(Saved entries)
↓↓↓

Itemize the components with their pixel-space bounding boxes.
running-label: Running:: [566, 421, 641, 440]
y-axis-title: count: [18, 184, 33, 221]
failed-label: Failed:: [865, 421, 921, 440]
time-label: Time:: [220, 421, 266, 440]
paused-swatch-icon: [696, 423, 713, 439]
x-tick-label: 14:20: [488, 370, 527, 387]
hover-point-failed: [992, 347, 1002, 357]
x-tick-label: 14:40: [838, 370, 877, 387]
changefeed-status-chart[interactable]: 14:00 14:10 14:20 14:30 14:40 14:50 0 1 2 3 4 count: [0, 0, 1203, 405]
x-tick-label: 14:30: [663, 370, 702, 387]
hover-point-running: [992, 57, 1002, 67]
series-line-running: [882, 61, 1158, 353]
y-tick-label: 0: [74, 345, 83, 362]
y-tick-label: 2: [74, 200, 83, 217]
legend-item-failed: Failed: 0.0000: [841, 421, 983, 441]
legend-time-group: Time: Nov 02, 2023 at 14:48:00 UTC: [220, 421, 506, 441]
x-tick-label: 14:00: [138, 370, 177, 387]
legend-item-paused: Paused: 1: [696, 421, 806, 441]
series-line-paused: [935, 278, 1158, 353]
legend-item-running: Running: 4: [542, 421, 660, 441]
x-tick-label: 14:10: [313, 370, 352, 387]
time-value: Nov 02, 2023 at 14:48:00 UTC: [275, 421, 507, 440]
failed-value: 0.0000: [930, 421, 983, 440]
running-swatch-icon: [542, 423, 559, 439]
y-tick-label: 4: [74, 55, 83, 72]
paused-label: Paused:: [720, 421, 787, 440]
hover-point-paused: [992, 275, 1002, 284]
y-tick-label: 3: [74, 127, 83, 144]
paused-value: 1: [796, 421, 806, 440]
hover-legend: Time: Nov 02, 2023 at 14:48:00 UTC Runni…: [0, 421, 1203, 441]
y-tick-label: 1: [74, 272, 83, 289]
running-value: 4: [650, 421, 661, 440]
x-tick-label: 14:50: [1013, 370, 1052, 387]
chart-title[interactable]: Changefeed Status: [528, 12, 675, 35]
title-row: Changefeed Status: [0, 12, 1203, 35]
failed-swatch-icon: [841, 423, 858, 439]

↑↑↑

Aim –
Edit the lines above by replacing every "Nov 02, 2023" with "Nov 03, 2023". Write out all the lines again with nothing else changed.

Result –
Itemize the components with their pixel-space bounding boxes.
running-label: Running:: [566, 421, 641, 440]
y-axis-title: count: [18, 184, 33, 221]
failed-label: Failed:: [865, 421, 921, 440]
time-label: Time:: [220, 421, 266, 440]
paused-swatch-icon: [696, 423, 713, 439]
x-tick-label: 14:20: [488, 370, 527, 387]
hover-point-failed: [992, 347, 1002, 357]
x-tick-label: 14:40: [838, 370, 877, 387]
changefeed-status-chart[interactable]: 14:00 14:10 14:20 14:30 14:40 14:50 0 1 2 3 4 count: [0, 0, 1203, 405]
x-tick-label: 14:30: [663, 370, 702, 387]
hover-point-running: [992, 57, 1002, 67]
series-line-running: [882, 61, 1158, 353]
y-tick-label: 0: [74, 345, 83, 362]
y-tick-label: 2: [74, 200, 83, 217]
legend-item-failed: Failed: 0.0000: [841, 421, 983, 441]
legend-time-group: Time: Nov 03, 2023 at 14:48:00 UTC: [220, 421, 506, 441]
x-tick-label: 14:00: [138, 370, 177, 387]
legend-item-paused: Paused: 1: [696, 421, 806, 441]
series-line-paused: [935, 278, 1158, 353]
legend-item-running: Running: 4: [542, 421, 660, 441]
x-tick-label: 14:10: [313, 370, 352, 387]
time-value: Nov 03, 2023 at 14:48:00 UTC: [275, 421, 507, 440]
failed-value: 0.0000: [930, 421, 983, 440]
running-swatch-icon: [542, 423, 559, 439]
y-tick-label: 4: [74, 55, 83, 72]
paused-label: Paused:: [720, 421, 787, 440]
hover-point-paused: [992, 275, 1002, 284]
y-tick-label: 3: [74, 127, 83, 144]
paused-value: 1: [796, 421, 806, 440]
hover-legend: Time: Nov 03, 2023 at 14:48:00 UTC Runni…: [0, 421, 1203, 441]
y-tick-label: 1: [74, 272, 83, 289]
running-value: 4: [650, 421, 661, 440]
x-tick-label: 14:50: [1013, 370, 1052, 387]
chart-title[interactable]: Changefeed Status: [528, 12, 675, 35]
title-row: Changefeed Status: [0, 12, 1203, 35]
failed-swatch-icon: [841, 423, 858, 439]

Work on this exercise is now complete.